## Start DATASET RECORDS

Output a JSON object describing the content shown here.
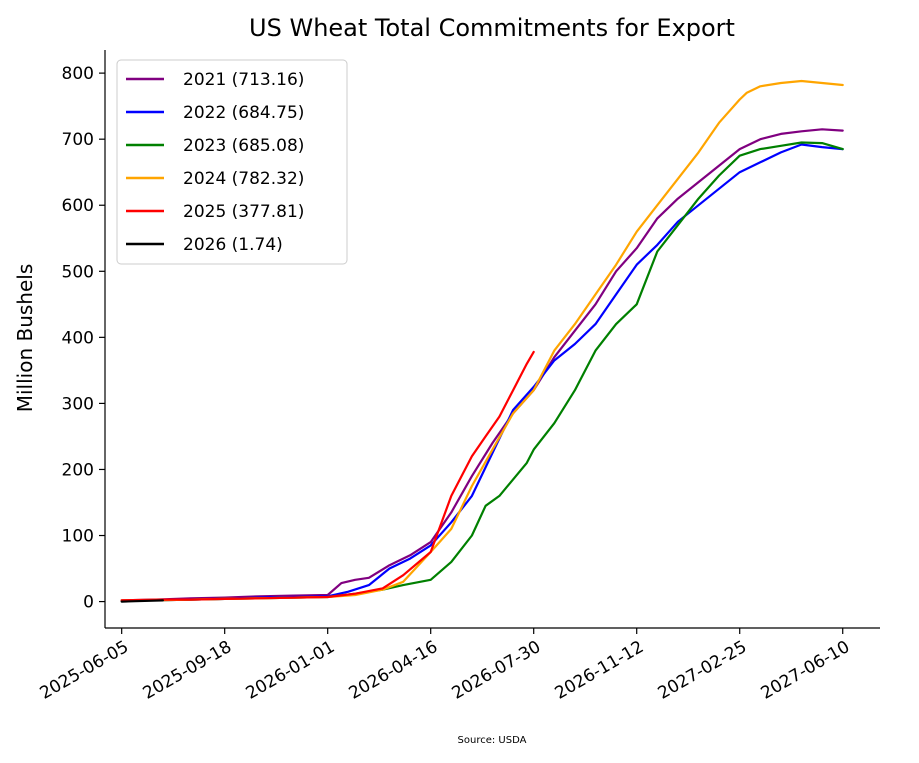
{
  "chart_data": {
    "type": "line",
    "title": "US Wheat Total Commitments for Export",
    "xlabel": "",
    "ylabel": "Million Bushels",
    "source": "Source: USDA",
    "xlim": [
      "2025-05-19",
      "2027-07-18"
    ],
    "ylim": [
      -40,
      835
    ],
    "x_ticks": [
      "2025-06-05",
      "2025-09-18",
      "2026-01-01",
      "2026-04-16",
      "2026-07-30",
      "2026-11-12",
      "2027-02-25",
      "2027-06-10"
    ],
    "y_ticks": [
      0,
      100,
      200,
      300,
      400,
      500,
      600,
      700,
      800
    ],
    "grid": false,
    "legend_position": "top-left",
    "series": [
      {
        "name": "2021 (713.16)",
        "color": "#800080",
        "points": [
          [
            "2025-06-05",
            2
          ],
          [
            "2025-07-10",
            3
          ],
          [
            "2025-08-14",
            5
          ],
          [
            "2025-09-18",
            6
          ],
          [
            "2025-10-23",
            8
          ],
          [
            "2025-11-27",
            9
          ],
          [
            "2026-01-01",
            10
          ],
          [
            "2026-01-15",
            28
          ],
          [
            "2026-01-29",
            33
          ],
          [
            "2026-02-12",
            36
          ],
          [
            "2026-03-05",
            55
          ],
          [
            "2026-03-26",
            70
          ],
          [
            "2026-04-16",
            90
          ],
          [
            "2026-05-07",
            135
          ],
          [
            "2026-05-28",
            190
          ],
          [
            "2026-06-18",
            240
          ],
          [
            "2026-07-09",
            285
          ],
          [
            "2026-07-30",
            320
          ],
          [
            "2026-08-20",
            370
          ],
          [
            "2026-09-10",
            410
          ],
          [
            "2026-10-01",
            450
          ],
          [
            "2026-10-22",
            500
          ],
          [
            "2026-11-12",
            535
          ],
          [
            "2026-12-03",
            580
          ],
          [
            "2026-12-24",
            610
          ],
          [
            "2027-01-14",
            635
          ],
          [
            "2027-02-04",
            660
          ],
          [
            "2027-02-25",
            685
          ],
          [
            "2027-03-18",
            700
          ],
          [
            "2027-04-08",
            708
          ],
          [
            "2027-04-29",
            712
          ],
          [
            "2027-05-20",
            715
          ],
          [
            "2027-06-10",
            713
          ]
        ]
      },
      {
        "name": "2022 (684.75)",
        "color": "#0000ff",
        "points": [
          [
            "2025-06-05",
            1
          ],
          [
            "2025-07-10",
            2
          ],
          [
            "2025-08-14",
            3
          ],
          [
            "2025-09-18",
            4
          ],
          [
            "2025-10-23",
            6
          ],
          [
            "2025-11-27",
            7
          ],
          [
            "2026-01-01",
            8
          ],
          [
            "2026-01-22",
            15
          ],
          [
            "2026-02-12",
            25
          ],
          [
            "2026-03-05",
            50
          ],
          [
            "2026-03-26",
            65
          ],
          [
            "2026-04-16",
            85
          ],
          [
            "2026-05-07",
            120
          ],
          [
            "2026-05-28",
            160
          ],
          [
            "2026-06-18",
            225
          ],
          [
            "2026-07-09",
            290
          ],
          [
            "2026-07-30",
            325
          ],
          [
            "2026-08-20",
            365
          ],
          [
            "2026-09-10",
            390
          ],
          [
            "2026-10-01",
            420
          ],
          [
            "2026-10-22",
            465
          ],
          [
            "2026-11-12",
            510
          ],
          [
            "2026-12-03",
            540
          ],
          [
            "2026-12-24",
            575
          ],
          [
            "2027-01-14",
            600
          ],
          [
            "2027-02-04",
            625
          ],
          [
            "2027-02-25",
            650
          ],
          [
            "2027-03-18",
            665
          ],
          [
            "2027-04-08",
            680
          ],
          [
            "2027-04-29",
            692
          ],
          [
            "2027-05-20",
            688
          ],
          [
            "2027-06-10",
            685
          ]
        ]
      },
      {
        "name": "2023 (685.08)",
        "color": "#008000",
        "points": [
          [
            "2025-06-05",
            1
          ],
          [
            "2025-07-10",
            2
          ],
          [
            "2025-08-14",
            3
          ],
          [
            "2025-09-18",
            4
          ],
          [
            "2025-10-23",
            5
          ],
          [
            "2025-11-27",
            6
          ],
          [
            "2026-01-01",
            7
          ],
          [
            "2026-01-29",
            12
          ],
          [
            "2026-02-26",
            18
          ],
          [
            "2026-03-19",
            25
          ],
          [
            "2026-04-16",
            33
          ],
          [
            "2026-05-07",
            60
          ],
          [
            "2026-05-28",
            100
          ],
          [
            "2026-06-11",
            145
          ],
          [
            "2026-06-25",
            160
          ],
          [
            "2026-07-09",
            185
          ],
          [
            "2026-07-23",
            210
          ],
          [
            "2026-07-30",
            230
          ],
          [
            "2026-08-20",
            270
          ],
          [
            "2026-09-10",
            320
          ],
          [
            "2026-10-01",
            380
          ],
          [
            "2026-10-22",
            420
          ],
          [
            "2026-11-12",
            450
          ],
          [
            "2026-12-03",
            530
          ],
          [
            "2026-12-24",
            570
          ],
          [
            "2027-01-14",
            610
          ],
          [
            "2027-02-04",
            645
          ],
          [
            "2027-02-25",
            675
          ],
          [
            "2027-03-18",
            685
          ],
          [
            "2027-04-08",
            690
          ],
          [
            "2027-04-29",
            695
          ],
          [
            "2027-05-20",
            694
          ],
          [
            "2027-06-10",
            685
          ]
        ]
      },
      {
        "name": "2024 (782.32)",
        "color": "#ffa500",
        "points": [
          [
            "2025-06-05",
            2
          ],
          [
            "2025-07-10",
            2
          ],
          [
            "2025-08-14",
            3
          ],
          [
            "2025-09-18",
            4
          ],
          [
            "2025-10-23",
            5
          ],
          [
            "2025-11-27",
            6
          ],
          [
            "2026-01-01",
            7
          ],
          [
            "2026-01-29",
            10
          ],
          [
            "2026-02-26",
            18
          ],
          [
            "2026-03-19",
            30
          ],
          [
            "2026-04-16",
            75
          ],
          [
            "2026-05-07",
            110
          ],
          [
            "2026-05-28",
            175
          ],
          [
            "2026-06-18",
            230
          ],
          [
            "2026-07-09",
            285
          ],
          [
            "2026-07-30",
            320
          ],
          [
            "2026-08-20",
            380
          ],
          [
            "2026-09-10",
            420
          ],
          [
            "2026-10-01",
            465
          ],
          [
            "2026-10-22",
            510
          ],
          [
            "2026-11-12",
            560
          ],
          [
            "2026-12-03",
            600
          ],
          [
            "2026-12-24",
            640
          ],
          [
            "2027-01-14",
            680
          ],
          [
            "2027-02-04",
            725
          ],
          [
            "2027-02-25",
            760
          ],
          [
            "2027-03-04",
            770
          ],
          [
            "2027-03-18",
            780
          ],
          [
            "2027-04-08",
            785
          ],
          [
            "2027-04-29",
            788
          ],
          [
            "2027-05-20",
            785
          ],
          [
            "2027-06-10",
            782
          ]
        ]
      },
      {
        "name": "2025 (377.81)",
        "color": "#ff0000",
        "points": [
          [
            "2025-06-05",
            2
          ],
          [
            "2025-07-10",
            3
          ],
          [
            "2025-08-14",
            3
          ],
          [
            "2025-09-18",
            4
          ],
          [
            "2025-10-23",
            5
          ],
          [
            "2025-11-27",
            6
          ],
          [
            "2026-01-01",
            7
          ],
          [
            "2026-01-29",
            12
          ],
          [
            "2026-02-26",
            20
          ],
          [
            "2026-03-19",
            40
          ],
          [
            "2026-04-16",
            75
          ],
          [
            "2026-05-07",
            160
          ],
          [
            "2026-05-28",
            220
          ],
          [
            "2026-06-11",
            250
          ],
          [
            "2026-06-25",
            280
          ],
          [
            "2026-07-09",
            320
          ],
          [
            "2026-07-23",
            360
          ],
          [
            "2026-07-30",
            378
          ]
        ]
      },
      {
        "name": "2026 (1.74)",
        "color": "#000000",
        "points": [
          [
            "2025-06-05",
            0
          ],
          [
            "2025-06-19",
            0.5
          ],
          [
            "2025-07-03",
            1.2
          ],
          [
            "2025-07-17",
            1.74
          ]
        ]
      }
    ]
  }
}
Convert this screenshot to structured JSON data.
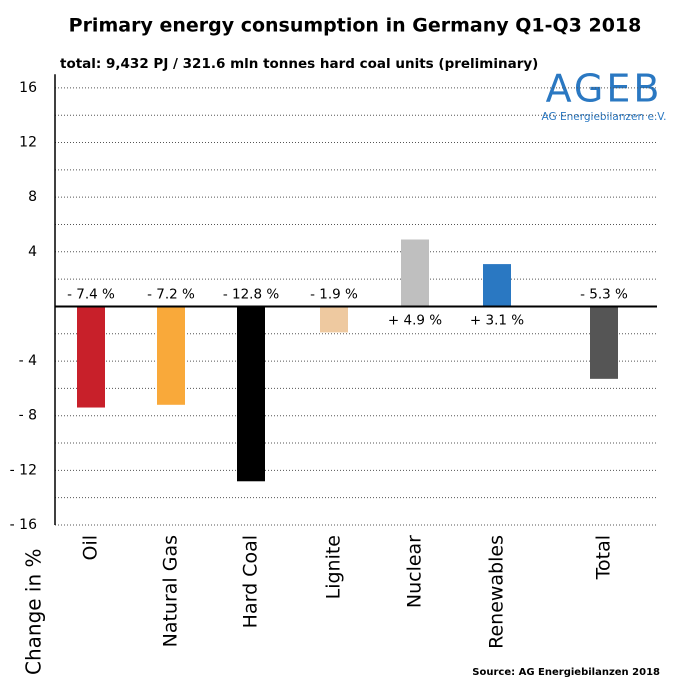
{
  "chart_data": {
    "type": "bar",
    "title": "Primary energy consumption in Germany Q1-Q3 2018",
    "subtitle": "total: 9,432 PJ / 321.6 mln tonnes hard coal units (preliminary)",
    "logo": "AGEB",
    "logo_caption": "AG Energiebilanzen e.V.",
    "source": "Source: AG Energiebilanzen 2018",
    "y_label": "Change in %",
    "categories": [
      "Oil",
      "Natural Gas",
      "Hard Coal",
      "Lignite",
      "Nuclear",
      "Renewables",
      "Total"
    ],
    "values": [
      -7.4,
      -7.2,
      -12.8,
      -1.9,
      4.9,
      3.1,
      -5.3
    ],
    "value_labels": [
      "- 7.4 %",
      "- 7.2 %",
      "- 12.8 %",
      "- 1.9 %",
      "+ 4.9 %",
      "+ 3.1 %",
      "- 5.3 %"
    ],
    "colors": [
      "#c8202a",
      "#f9a93a",
      "#000000",
      "#eec9a0",
      "#bfbfbf",
      "#2a78c2",
      "#555555"
    ],
    "ylim": [
      -16,
      17
    ],
    "yticks": [
      16,
      12,
      8,
      4,
      {
        "value": -4,
        "label": "- 4"
      },
      {
        "value": -8,
        "label": "- 8"
      },
      {
        "value": -12,
        "label": "- 12"
      },
      {
        "value": -16,
        "label": "- 16"
      }
    ],
    "minor_yticks": [
      14,
      10,
      6,
      2,
      -2,
      -6,
      -10,
      -14
    ],
    "grid": true
  }
}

## End DATASET RECORDS

■ **DESCRIPTION OF THE TASK**: Extract all lines containing the word "source".

■ **TASK OUTPUT**:
    "source": "Source: USDA",
    "source": "Source: AG Energiebilanzen 2018",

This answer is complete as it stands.